Directive. Can you retype every record below exactly as written?

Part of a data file
-- start --

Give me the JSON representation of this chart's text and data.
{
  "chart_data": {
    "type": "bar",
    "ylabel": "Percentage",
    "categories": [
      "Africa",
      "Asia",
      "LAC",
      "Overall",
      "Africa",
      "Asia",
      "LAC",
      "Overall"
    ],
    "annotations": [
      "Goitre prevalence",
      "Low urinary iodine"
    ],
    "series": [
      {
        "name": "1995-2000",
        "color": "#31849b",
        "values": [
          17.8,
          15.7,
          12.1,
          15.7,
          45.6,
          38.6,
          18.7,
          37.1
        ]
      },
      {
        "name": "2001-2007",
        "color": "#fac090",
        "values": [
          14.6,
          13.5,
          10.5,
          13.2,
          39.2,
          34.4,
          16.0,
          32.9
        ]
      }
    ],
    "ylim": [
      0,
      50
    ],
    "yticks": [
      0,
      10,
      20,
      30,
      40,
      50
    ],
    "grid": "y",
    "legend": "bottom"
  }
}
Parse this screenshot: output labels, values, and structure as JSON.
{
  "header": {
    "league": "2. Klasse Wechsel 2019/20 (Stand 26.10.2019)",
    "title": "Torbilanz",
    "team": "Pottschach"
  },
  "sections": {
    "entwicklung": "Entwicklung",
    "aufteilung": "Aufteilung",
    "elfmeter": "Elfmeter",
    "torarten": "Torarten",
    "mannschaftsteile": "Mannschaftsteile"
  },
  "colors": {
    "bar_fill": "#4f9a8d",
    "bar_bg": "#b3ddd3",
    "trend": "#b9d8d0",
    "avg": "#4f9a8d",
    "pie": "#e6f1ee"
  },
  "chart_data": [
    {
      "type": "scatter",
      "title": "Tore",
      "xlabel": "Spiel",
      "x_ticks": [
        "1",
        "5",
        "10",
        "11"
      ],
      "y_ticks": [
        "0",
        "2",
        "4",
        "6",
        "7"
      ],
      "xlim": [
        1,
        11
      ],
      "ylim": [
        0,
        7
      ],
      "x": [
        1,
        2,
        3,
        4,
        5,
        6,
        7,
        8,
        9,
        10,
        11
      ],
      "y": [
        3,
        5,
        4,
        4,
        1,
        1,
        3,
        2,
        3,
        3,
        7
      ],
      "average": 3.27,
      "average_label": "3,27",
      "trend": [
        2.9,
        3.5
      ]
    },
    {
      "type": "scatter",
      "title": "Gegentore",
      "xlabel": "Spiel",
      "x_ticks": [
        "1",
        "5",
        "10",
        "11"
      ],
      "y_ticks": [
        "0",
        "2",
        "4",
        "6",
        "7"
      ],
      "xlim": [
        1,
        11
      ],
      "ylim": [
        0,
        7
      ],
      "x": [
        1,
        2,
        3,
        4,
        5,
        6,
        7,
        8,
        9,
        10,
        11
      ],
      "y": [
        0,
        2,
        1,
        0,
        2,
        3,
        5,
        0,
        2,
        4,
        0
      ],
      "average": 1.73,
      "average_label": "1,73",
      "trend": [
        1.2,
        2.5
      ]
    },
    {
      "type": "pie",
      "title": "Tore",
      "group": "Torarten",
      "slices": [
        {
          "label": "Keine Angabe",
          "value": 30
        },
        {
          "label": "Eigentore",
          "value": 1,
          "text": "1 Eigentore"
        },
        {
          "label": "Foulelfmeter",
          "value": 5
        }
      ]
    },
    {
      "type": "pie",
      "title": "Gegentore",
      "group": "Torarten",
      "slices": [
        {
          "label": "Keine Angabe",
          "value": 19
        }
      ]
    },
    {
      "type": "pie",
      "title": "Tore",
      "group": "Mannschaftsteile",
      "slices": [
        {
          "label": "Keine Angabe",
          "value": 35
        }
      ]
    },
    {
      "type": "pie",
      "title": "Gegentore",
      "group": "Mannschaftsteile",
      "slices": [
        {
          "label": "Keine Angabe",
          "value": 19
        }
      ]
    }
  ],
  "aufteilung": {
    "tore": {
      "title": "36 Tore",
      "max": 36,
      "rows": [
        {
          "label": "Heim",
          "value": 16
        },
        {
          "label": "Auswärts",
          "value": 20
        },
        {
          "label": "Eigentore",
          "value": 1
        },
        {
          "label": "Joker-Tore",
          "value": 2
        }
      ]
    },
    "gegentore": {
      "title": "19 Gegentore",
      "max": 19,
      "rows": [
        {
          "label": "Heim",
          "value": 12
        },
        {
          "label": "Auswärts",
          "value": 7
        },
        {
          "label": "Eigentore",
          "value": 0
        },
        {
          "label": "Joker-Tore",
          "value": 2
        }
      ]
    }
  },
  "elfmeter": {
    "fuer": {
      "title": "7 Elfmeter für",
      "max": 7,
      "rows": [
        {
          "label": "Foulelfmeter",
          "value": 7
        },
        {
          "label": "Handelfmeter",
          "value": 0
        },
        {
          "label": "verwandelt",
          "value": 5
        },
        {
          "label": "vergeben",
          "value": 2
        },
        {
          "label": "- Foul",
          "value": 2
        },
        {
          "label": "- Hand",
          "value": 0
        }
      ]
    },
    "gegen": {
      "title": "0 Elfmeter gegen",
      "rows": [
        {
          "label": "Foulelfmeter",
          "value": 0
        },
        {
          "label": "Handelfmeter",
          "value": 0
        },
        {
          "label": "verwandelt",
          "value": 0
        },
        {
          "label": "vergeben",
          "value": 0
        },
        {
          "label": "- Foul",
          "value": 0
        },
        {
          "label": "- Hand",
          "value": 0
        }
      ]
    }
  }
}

-- end --

Exercise output.
Give me the JSON representation of this chart's text and data.
{
  "chart_data": {
    "type": "bar",
    "ylabel": "Percentage",
    "categories": [
      "Africa",
      "Asia",
      "LAC",
      "Overall",
      "Africa",
      "Asia",
      "LAC",
      "Overall"
    ],
    "annotations": [
      "Goitre prevalence",
      "Low urinary iodine"
    ],
    "series": [
      {
        "name": "1995-2000",
        "color": "#31849b",
        "values": [
          17.8,
          15.7,
          12.1,
          15.7,
          45.6,
          38.6,
          18.7,
          37.1
        ]
      },
      {
        "name": "2001-2007",
        "color": "#fac090",
        "values": [
          14.6,
          13.5,
          10.5,
          13.2,
          39.2,
          34.4,
          16.0,
          32.9
        ]
      }
    ],
    "ylim": [
      0,
      50
    ],
    "yticks": [
      0,
      10,
      20,
      30,
      40,
      50
    ],
    "grid": "y",
    "legend": "bottom"
  }
}
Parse this screenshot: output labels, values, and structure as JSON.
{
  "header": {
    "league": "2. Klasse Wechsel 2019/20 (Stand 26.10.2019)",
    "title": "Torbilanz",
    "team": "Pottschach"
  },
  "sections": {
    "entwicklung": "Entwicklung",
    "aufteilung": "Aufteilung",
    "elfmeter": "Elfmeter",
    "torarten": "Torarten",
    "mannschaftsteile": "Mannschaftsteile"
  },
  "colors": {
    "bar_fill": "#4f9a8d",
    "bar_bg": "#b3ddd3",
    "trend": "#b9d8d0",
    "avg": "#4f9a8d",
    "pie": "#e6f1ee"
  },
  "chart_data": [
    {
      "type": "scatter",
      "title": "Tore",
      "xlabel": "Spiel",
      "x_ticks": [
        "1",
        "5",
        "10",
        "11"
      ],
      "y_ticks": [
        "0",
        "2",
        "4",
        "6",
        "7"
      ],
      "xlim": [
        1,
        11
      ],
      "ylim": [
        0,
        7
      ],
      "x": [
        1,
        2,
        3,
        4,
        5,
        6,
        7,
        8,
        9,
        10,
        11
      ],
      "y": [
        3,
        5,
        4,
        4,
        1,
        1,
        3,
        2,
        3,
        3,
        7
      ],
      "average": 3.27,
      "average_label": "3,27",
      "trend": [
        2.9,
        3.5
      ]
    },
    {
      "type": "scatter",
      "title": "Gegentore",
      "xlabel": "Spiel",
      "x_ticks": [
        "1",
        "5",
        "10",
        "11"
      ],
      "y_ticks": [
        "0",
        "2",
        "4",
        "6",
        "7"
      ],
      "xlim": [
        1,
        11
      ],
      "ylim": [
        0,
        7
      ],
      "x": [
        1,
        2,
        3,
        4,
        5,
        6,
        7,
        8,
        9,
        10,
        11
      ],
      "y": [
        0,
        2,
        1,
        0,
        2,
        3,
        5,
        0,
        2,
        4,
        0
      ],
      "average": 1.73,
      "average_label": "1,73",
      "trend": [
        1.2,
        2.5
      ]
    },
    {
      "type": "pie",
      "title": "Tore",
      "group": "Torarten",
      "slices": [
        {
          "label": "Keine Angabe",
          "value": 30
        },
        {
          "label": "Eigentore",
          "value": 1,
          "text": "1 Eigentore"
        },
        {
          "label": "Foulelfmeter",
          "value": 5
        }
      ]
    },
    {
      "type": "pie",
      "title": "Gegentore",
      "group": "Torarten",
      "slices": [
        {
          "label": "Keine Angabe",
          "value": 19
        }
      ]
    },
    {
      "type": "pie",
      "title": "Tore",
      "group": "Mannschaftsteile",
      "slices": [
        {
          "label": "Keine Angabe",
          "value": 35
        }
      ]
    },
    {
      "type": "pie",
      "title": "Gegentore",
      "group": "Mannschaftsteile",
      "slices": [
        {
          "label": "Keine Angabe",
          "value": 19
        }
      ]
    }
  ],
  "aufteilung": {
    "tore": {
      "title": "36 Tore",
      "max": 36,
      "rows": [
        {
          "label": "Heim",
          "value": 16
        },
        {
          "label": "Auswärts",
          "value": 20
        },
        {
          "label": "Eigentore",
          "value": 1
        },
        {
          "label": "Joker-Tore",
          "value": 2
        }
      ]
    },
    "gegentore": {
      "title": "19 Gegentore",
      "max": 19,
      "rows": [
        {
          "label": "Heim",
          "value": 12
        },
        {
          "label": "Auswärts",
          "value": 7
        },
        {
          "label": "Eigentore",
          "value": 0
        },
        {
          "label": "Joker-Tore",
          "value": 2
        }
      ]
    }
  },
  "elfmeter": {
    "fuer": {
      "title": "7 Elfmeter für",
      "max": 7,
      "rows": [
        {
          "label": "Foulelfmeter",
          "value": 7
        },
        {
          "label": "Handelfmeter",
          "value": 0
        },
        {
          "label": "verwandelt",
          "value": 5
        },
        {
          "label": "vergeben",
          "value": 2
        },
        {
          "label": "- Foul",
          "value": 2
        },
        {
          "label": "- Hand",
          "value": 0
        }
      ]
    },
    "gegen": {
      "title": "0 Elfmeter gegen",
      "rows": [
        {
          "label": "Foulelfmeter",
          "value": 0
        },
        {
          "label": "Handelfmeter",
          "value": 0
        },
        {
          "label": "verwandelt",
          "value": 0
        },
        {
          "label": "vergeben",
          "value": 0
        },
        {
          "label": "- Foul",
          "value": 0
        },
        {
          "label": "- Hand",
          "value": 0
        }
      ]
    }
  }
}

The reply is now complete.